Aim of the task
Look for "mécanique" in the listing below. Gather each line that contains it.

Record list
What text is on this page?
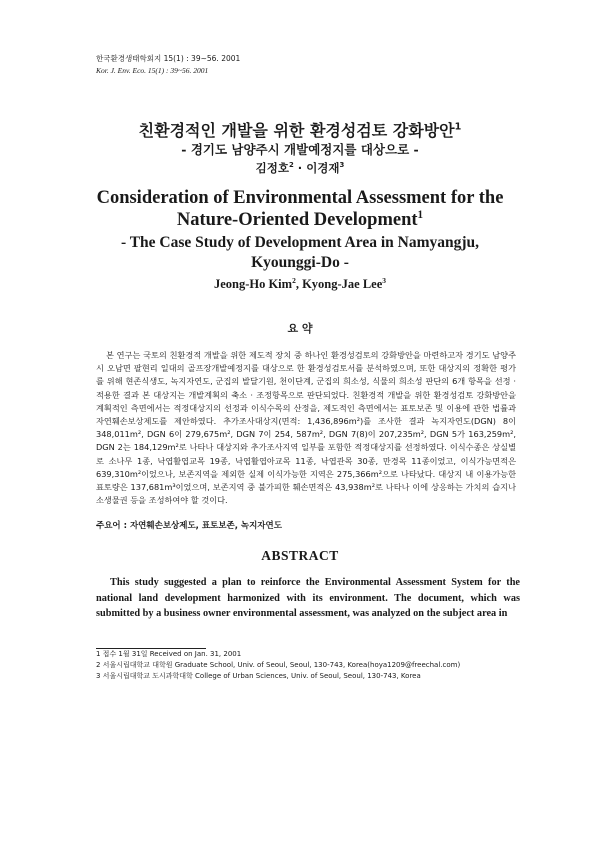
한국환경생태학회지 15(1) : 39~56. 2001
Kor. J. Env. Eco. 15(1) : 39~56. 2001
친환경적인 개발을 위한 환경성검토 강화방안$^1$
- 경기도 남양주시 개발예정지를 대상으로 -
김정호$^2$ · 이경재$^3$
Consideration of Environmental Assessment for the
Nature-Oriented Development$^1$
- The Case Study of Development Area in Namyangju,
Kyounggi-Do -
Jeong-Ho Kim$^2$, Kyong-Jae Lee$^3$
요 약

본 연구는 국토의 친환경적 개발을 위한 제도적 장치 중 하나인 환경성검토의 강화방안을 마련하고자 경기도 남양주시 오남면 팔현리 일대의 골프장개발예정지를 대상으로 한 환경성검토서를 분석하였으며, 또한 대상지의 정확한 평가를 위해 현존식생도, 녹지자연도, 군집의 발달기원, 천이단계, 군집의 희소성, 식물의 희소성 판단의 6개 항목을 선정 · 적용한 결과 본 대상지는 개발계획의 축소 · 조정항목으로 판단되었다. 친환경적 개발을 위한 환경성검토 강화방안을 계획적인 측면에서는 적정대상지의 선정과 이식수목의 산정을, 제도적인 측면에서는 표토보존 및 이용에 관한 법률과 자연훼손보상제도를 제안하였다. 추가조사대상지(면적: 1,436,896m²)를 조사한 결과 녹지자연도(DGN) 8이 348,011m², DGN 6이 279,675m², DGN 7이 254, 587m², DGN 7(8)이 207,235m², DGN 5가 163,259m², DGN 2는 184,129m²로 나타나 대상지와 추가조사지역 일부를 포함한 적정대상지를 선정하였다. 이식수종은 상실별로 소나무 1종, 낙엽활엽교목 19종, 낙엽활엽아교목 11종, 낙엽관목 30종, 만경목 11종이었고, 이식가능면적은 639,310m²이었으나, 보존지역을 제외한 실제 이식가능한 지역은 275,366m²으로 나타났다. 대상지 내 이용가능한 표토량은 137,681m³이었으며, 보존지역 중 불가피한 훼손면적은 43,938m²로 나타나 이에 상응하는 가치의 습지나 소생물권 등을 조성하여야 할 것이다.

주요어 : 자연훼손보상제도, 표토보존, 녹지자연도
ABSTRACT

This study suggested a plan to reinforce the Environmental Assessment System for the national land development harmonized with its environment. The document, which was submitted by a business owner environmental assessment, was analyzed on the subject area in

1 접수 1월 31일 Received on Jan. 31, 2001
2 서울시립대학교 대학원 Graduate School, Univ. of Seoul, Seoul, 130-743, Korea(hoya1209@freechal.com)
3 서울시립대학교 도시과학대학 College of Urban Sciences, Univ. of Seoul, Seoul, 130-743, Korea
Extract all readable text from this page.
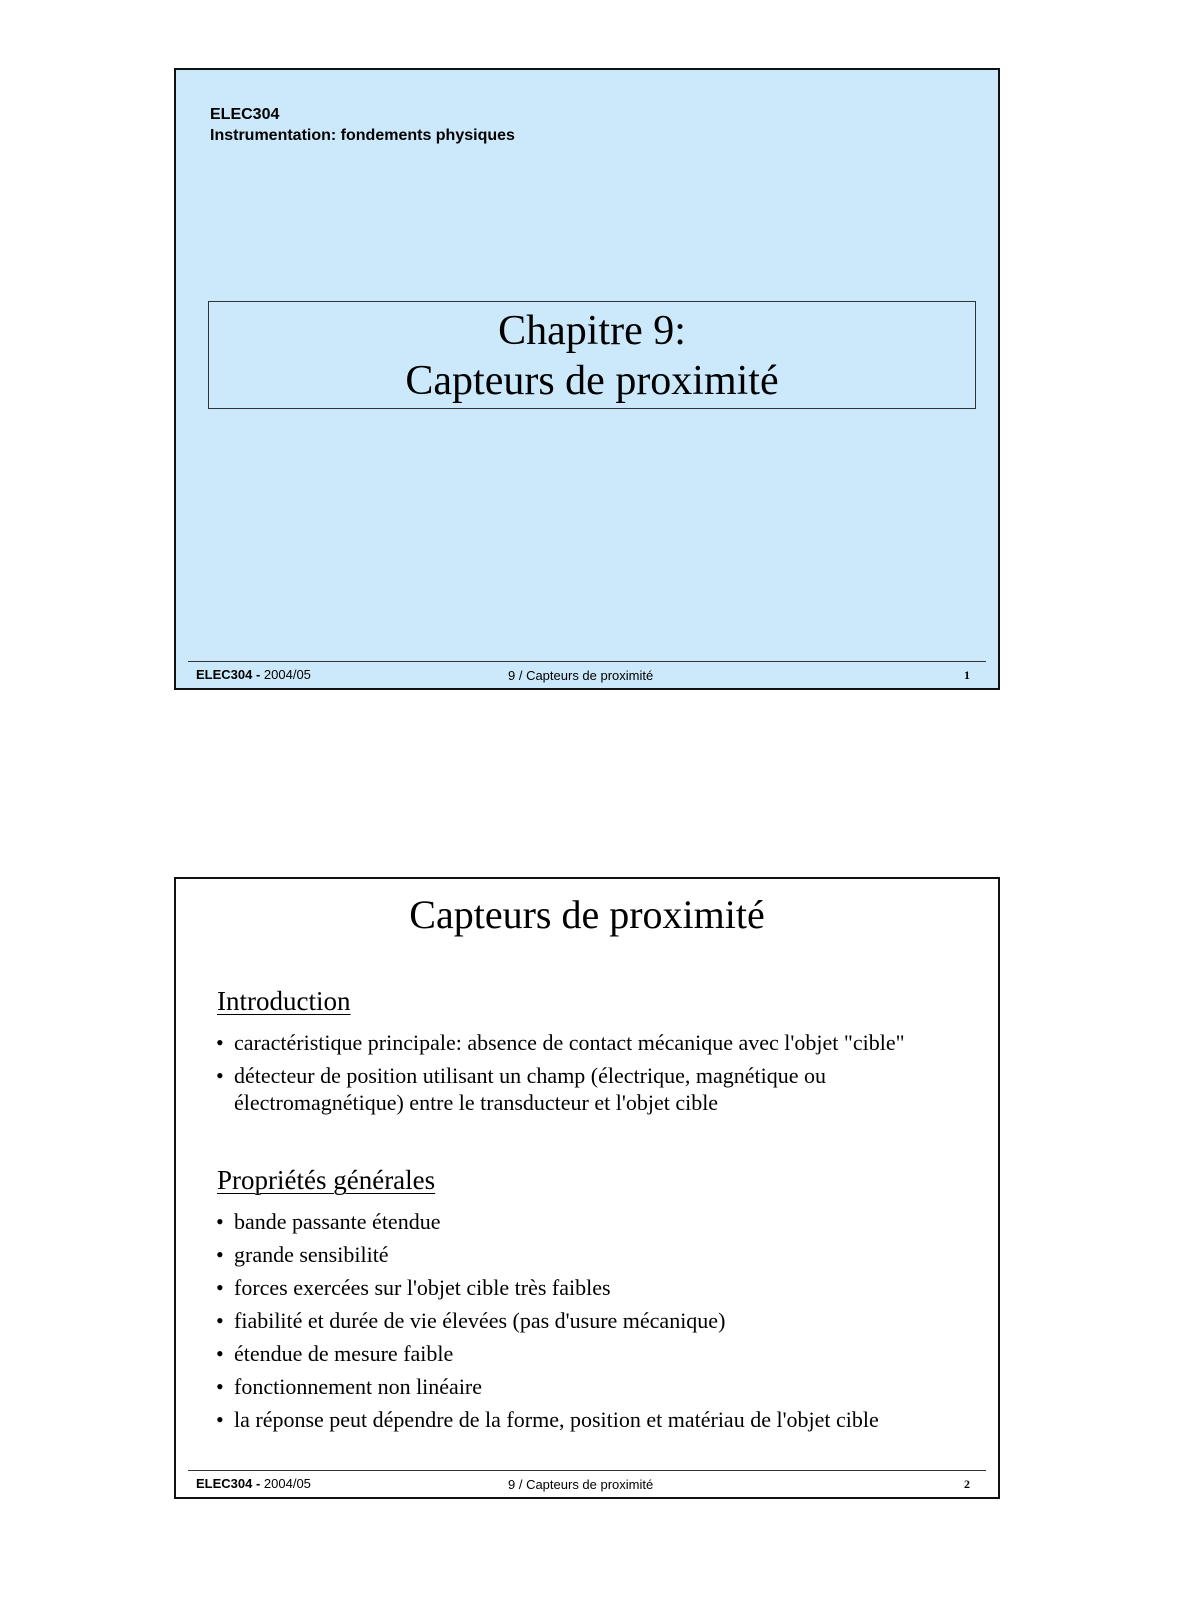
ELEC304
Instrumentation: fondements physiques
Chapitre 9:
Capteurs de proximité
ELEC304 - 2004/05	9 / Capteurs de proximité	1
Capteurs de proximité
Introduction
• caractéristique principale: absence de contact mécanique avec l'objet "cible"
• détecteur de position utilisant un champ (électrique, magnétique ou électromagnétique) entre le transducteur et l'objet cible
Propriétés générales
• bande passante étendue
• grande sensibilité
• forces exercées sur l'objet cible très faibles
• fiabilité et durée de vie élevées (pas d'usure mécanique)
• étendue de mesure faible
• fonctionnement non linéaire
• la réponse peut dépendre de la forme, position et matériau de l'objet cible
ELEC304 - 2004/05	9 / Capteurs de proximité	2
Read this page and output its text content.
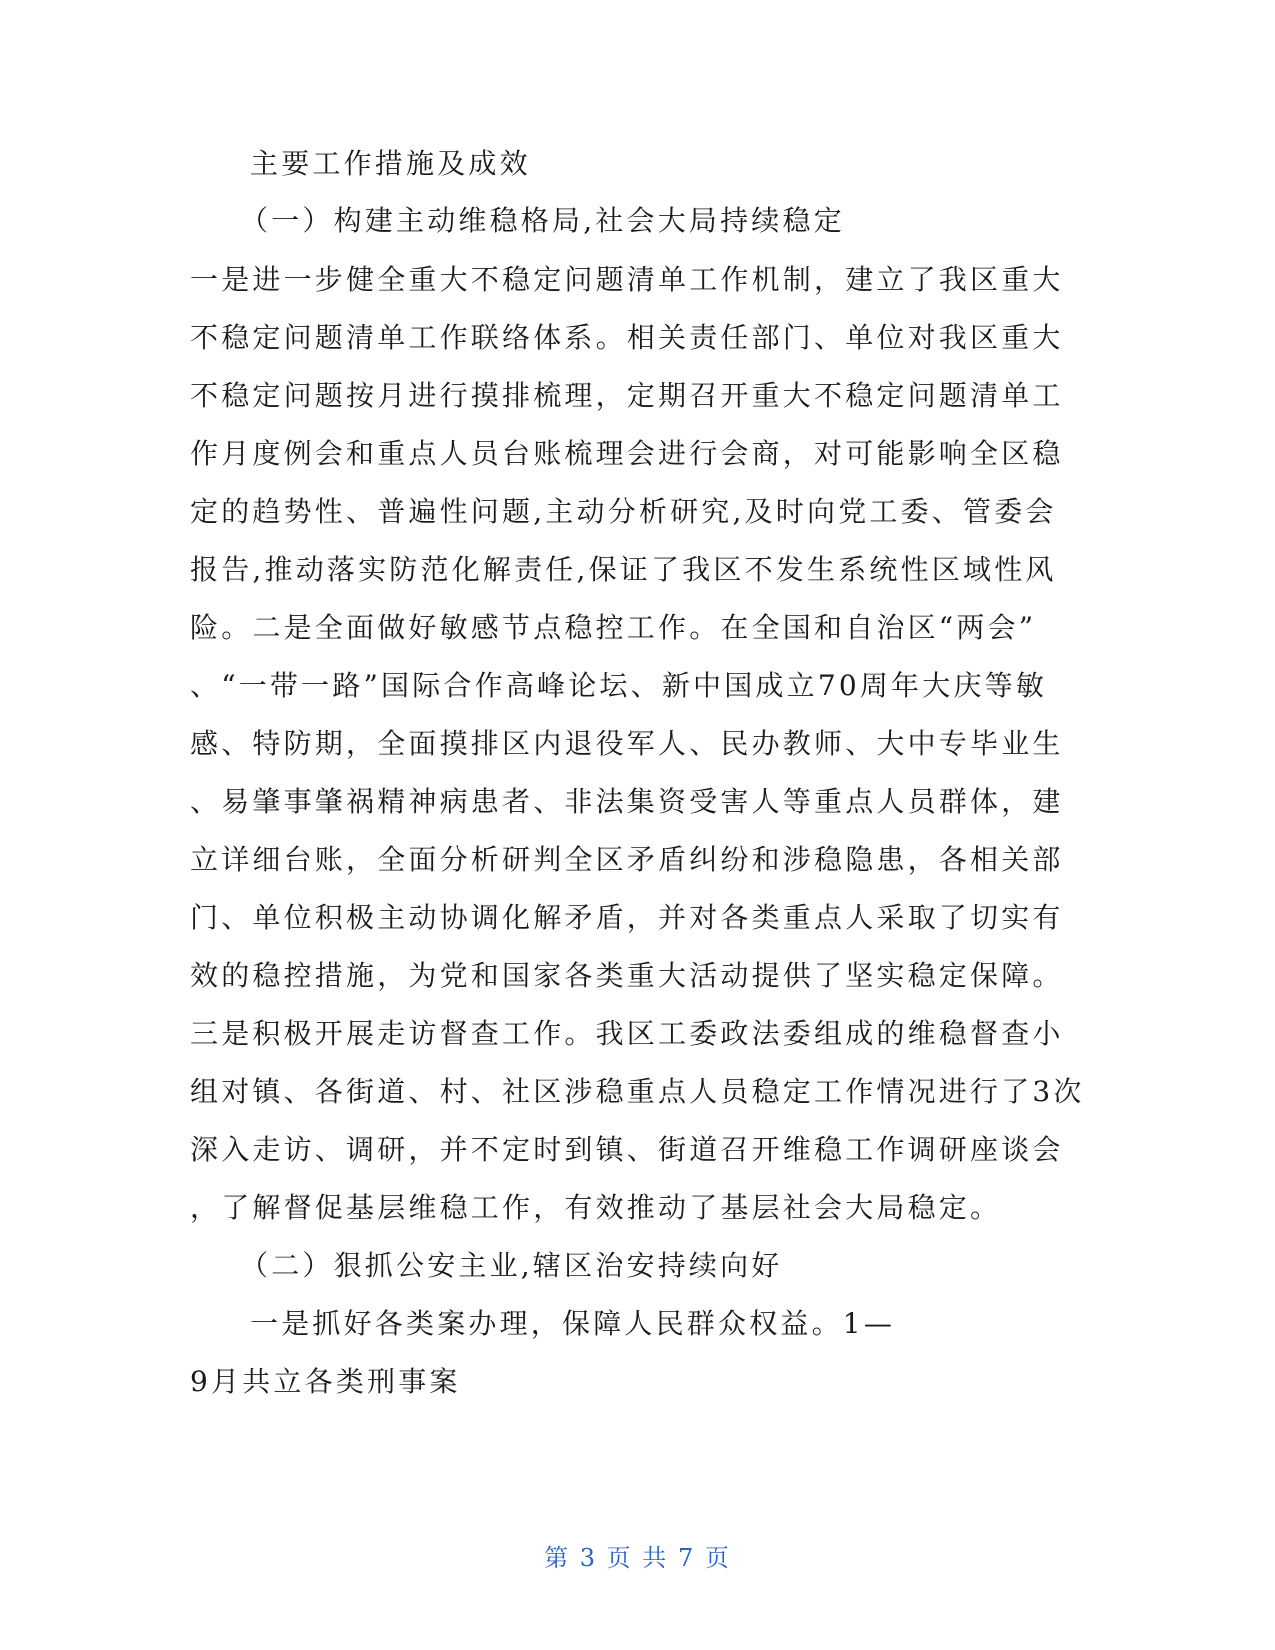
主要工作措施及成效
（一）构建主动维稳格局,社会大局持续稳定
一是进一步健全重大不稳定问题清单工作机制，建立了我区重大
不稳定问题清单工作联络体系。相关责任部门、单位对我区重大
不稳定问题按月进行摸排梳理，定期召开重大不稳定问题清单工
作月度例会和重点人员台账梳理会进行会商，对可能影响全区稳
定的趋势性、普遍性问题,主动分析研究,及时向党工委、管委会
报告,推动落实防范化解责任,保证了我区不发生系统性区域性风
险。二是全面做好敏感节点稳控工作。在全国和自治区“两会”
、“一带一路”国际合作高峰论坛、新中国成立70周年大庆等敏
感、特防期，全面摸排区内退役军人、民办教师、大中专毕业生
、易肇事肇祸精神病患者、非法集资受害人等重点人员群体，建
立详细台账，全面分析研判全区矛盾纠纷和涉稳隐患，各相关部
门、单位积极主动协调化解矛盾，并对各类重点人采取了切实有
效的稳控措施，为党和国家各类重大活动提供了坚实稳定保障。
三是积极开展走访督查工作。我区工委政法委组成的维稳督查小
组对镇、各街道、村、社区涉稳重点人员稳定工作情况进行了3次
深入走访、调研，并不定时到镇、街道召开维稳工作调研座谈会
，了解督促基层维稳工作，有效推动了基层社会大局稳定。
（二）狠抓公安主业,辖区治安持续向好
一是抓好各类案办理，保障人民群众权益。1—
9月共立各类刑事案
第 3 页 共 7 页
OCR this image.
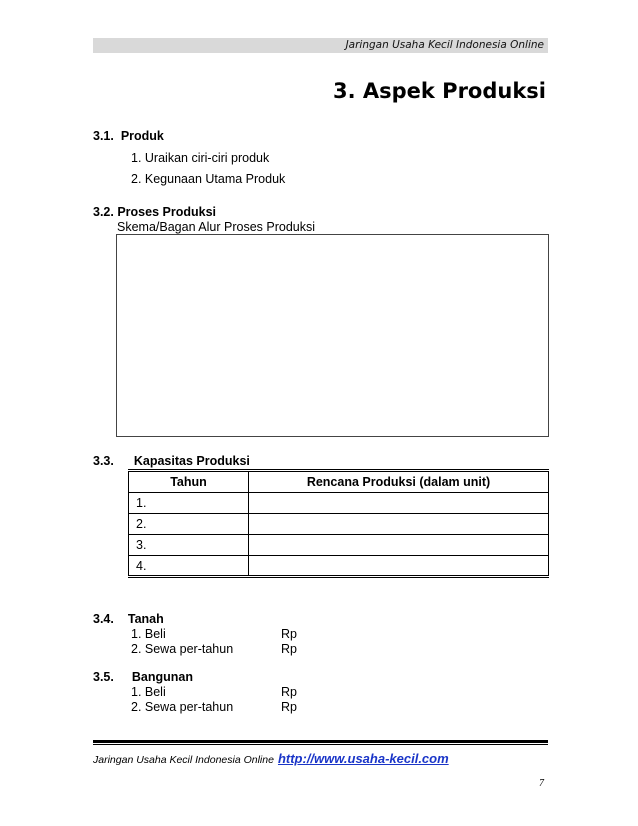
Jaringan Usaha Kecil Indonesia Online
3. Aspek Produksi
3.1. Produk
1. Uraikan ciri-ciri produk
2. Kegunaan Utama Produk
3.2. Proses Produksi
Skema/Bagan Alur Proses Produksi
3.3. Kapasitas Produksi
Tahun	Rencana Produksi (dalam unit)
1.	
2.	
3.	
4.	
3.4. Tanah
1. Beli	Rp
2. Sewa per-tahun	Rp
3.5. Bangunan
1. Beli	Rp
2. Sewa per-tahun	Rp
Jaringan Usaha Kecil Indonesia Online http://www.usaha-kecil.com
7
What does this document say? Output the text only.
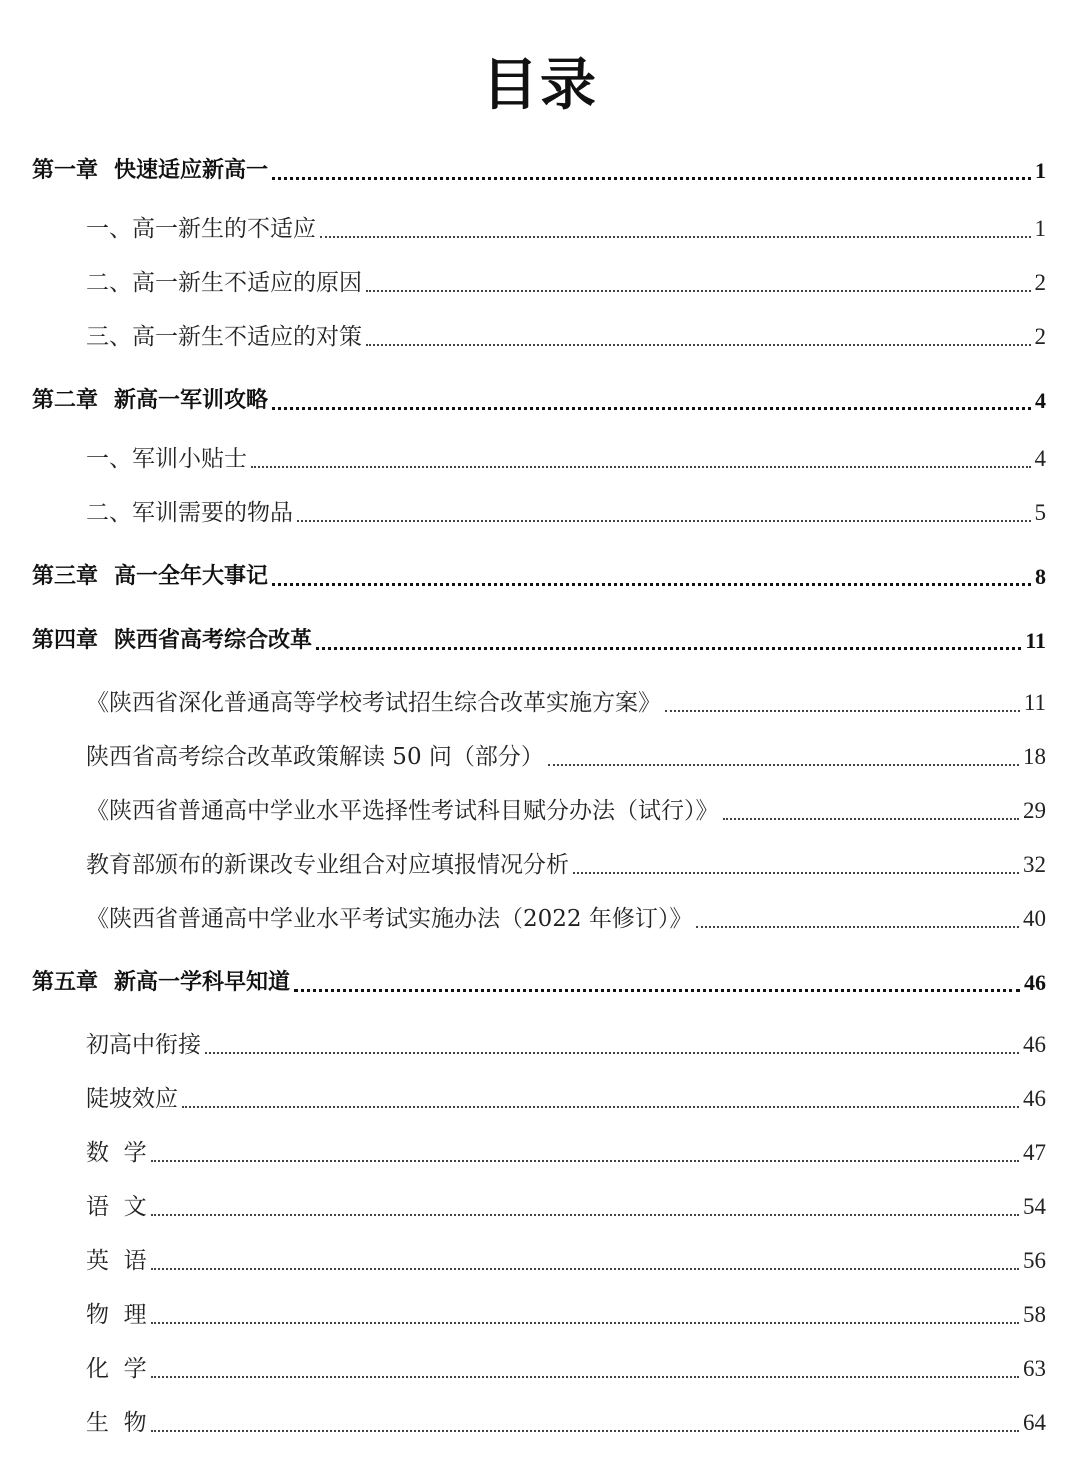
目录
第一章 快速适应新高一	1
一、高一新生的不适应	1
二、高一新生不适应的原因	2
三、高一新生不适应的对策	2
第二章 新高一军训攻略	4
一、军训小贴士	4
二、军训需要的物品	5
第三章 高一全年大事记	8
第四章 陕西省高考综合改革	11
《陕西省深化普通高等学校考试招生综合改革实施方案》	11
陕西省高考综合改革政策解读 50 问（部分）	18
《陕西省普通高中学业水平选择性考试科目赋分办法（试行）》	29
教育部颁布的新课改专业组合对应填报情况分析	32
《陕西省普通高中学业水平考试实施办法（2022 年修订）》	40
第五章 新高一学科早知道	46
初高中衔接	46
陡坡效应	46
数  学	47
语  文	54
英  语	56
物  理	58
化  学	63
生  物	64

Response to this task
• caractéristique principale: absence de contact mécanique avec l'objet "cible"
• fiabilité et durée de vie élevées (pas d'usure mécanique)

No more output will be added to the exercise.